** begin Information shown **
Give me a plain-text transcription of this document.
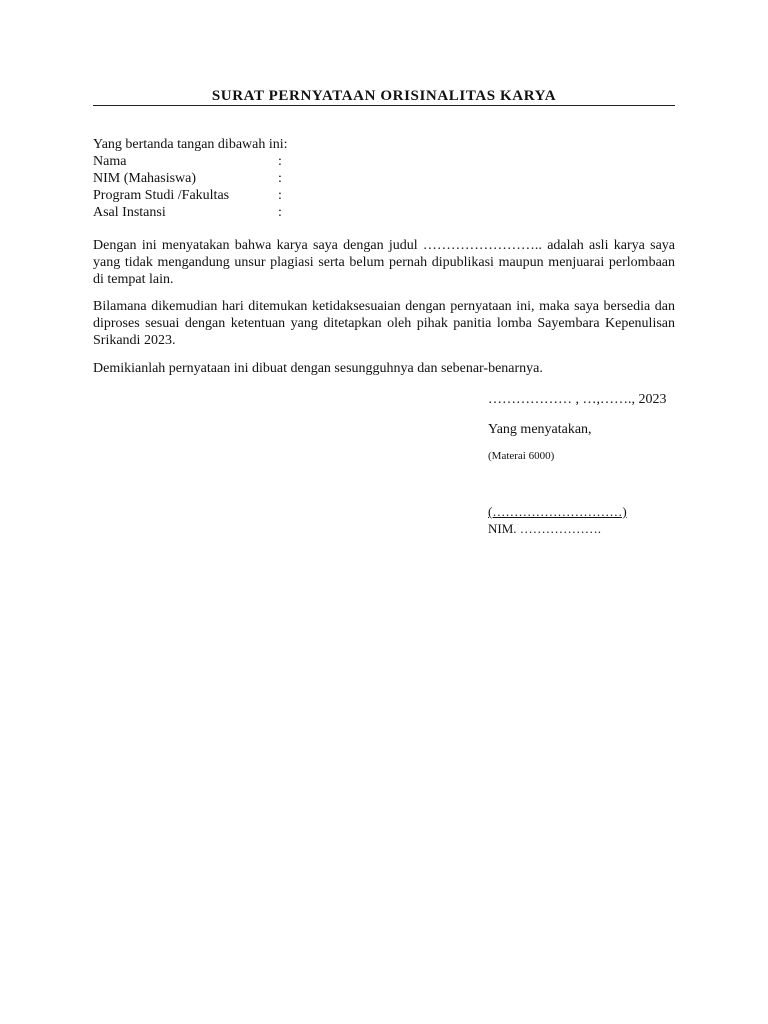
SURAT PERNYATAAN ORISINALITAS KARYA
Yang bertanda tangan dibawah ini:
Nama	:
NIM (Mahasiswa)	:
Program Studi /Fakultas	:
Asal Instansi	:
Dengan ini menyatakan bahwa karya saya dengan judul …………………….. adalah asli karya saya yang tidak mengandung unsur plagiasi serta belum pernah dipublikasi maupun menjuarai perlombaan di tempat lain.
Bilamana dikemudian hari ditemukan ketidaksesuaian dengan pernyataan ini, maka saya bersedia dan diproses sesuai dengan ketentuan yang ditetapkan oleh pihak panitia lomba Sayembara Kepenulisan Srikandi 2023.
Demikianlah pernyataan ini dibuat dengan sesungguhnya dan sebenar-benarnya.
……………… , …,……., 2023
Yang menyatakan,
(Materai 6000)
(…………………………)
NIM. ……………….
** end Information shown **
- Aim of the exercise: Return every line of the records exactly as given, pictures excluded.

- Solution:
Give me a plain-text transcription of this document.
SURAT PERNYATAAN ORISINALITAS KARYA
Yang bertanda tangan dibawah ini:
Nama	:
NIM (Mahasiswa)	:
Program Studi /Fakultas	:
Asal Instansi	:
Dengan ini menyatakan bahwa karya saya dengan judul …………………….. adalah asli karya saya yang tidak mengandung unsur plagiasi serta belum pernah dipublikasi maupun menjuarai perlombaan di tempat lain.
Bilamana dikemudian hari ditemukan ketidaksesuaian dengan pernyataan ini, maka saya bersedia dan diproses sesuai dengan ketentuan yang ditetapkan oleh pihak panitia lomba Sayembara Kepenulisan Srikandi 2023.
Demikianlah pernyataan ini dibuat dengan sesungguhnya dan sebenar-benarnya.
……………… , …,……., 2023
Yang menyatakan,
(Materai 6000)
(…………………………)
NIM. ……………….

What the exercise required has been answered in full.